Filter the entries below, keeping every line that has the word "color".

┌──

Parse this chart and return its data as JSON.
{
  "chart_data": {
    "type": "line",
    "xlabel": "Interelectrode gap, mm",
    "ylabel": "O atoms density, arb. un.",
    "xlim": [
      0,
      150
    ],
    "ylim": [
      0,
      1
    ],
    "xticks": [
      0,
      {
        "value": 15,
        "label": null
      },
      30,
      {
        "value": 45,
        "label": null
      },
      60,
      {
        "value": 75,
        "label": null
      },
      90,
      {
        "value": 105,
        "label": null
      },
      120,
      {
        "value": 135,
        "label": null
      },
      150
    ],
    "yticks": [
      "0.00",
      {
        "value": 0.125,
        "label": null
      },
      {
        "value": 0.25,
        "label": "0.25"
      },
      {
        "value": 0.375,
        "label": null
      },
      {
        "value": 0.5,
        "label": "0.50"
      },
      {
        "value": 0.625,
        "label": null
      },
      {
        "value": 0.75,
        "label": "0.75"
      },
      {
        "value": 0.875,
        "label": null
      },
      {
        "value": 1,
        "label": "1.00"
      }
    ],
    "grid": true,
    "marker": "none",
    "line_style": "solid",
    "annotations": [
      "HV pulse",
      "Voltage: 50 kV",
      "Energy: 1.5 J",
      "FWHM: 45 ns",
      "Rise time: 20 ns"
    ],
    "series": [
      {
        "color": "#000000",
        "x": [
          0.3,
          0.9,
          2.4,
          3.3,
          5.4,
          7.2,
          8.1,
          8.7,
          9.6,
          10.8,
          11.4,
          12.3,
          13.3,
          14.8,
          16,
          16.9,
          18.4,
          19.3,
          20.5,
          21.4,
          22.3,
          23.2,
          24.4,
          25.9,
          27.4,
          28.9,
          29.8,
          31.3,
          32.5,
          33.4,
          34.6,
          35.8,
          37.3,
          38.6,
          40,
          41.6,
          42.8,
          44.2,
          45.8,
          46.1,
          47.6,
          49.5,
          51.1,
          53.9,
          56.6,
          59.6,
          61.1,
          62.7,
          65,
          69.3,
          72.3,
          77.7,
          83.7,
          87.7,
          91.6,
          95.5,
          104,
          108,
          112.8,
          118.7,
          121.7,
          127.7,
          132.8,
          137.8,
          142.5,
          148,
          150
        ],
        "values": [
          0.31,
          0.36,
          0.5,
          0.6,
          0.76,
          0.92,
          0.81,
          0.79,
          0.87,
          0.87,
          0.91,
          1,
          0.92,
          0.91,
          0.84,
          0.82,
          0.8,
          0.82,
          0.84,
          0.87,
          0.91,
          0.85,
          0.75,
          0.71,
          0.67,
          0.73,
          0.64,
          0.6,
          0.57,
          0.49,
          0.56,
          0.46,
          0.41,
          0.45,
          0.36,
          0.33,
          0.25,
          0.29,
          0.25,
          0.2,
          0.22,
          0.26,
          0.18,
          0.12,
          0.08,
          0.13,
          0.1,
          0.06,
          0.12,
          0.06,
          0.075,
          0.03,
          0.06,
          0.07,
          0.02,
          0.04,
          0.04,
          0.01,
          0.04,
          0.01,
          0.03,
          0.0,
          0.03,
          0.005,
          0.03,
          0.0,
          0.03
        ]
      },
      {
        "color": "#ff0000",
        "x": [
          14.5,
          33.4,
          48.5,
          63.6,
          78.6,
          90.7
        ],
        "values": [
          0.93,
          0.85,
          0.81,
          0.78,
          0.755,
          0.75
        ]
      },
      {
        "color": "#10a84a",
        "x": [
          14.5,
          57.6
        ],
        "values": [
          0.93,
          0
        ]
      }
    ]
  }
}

└──

**Finished answer:**
        "color": "#000000",
        "color": "#ff0000",
        "color": "#10a84a",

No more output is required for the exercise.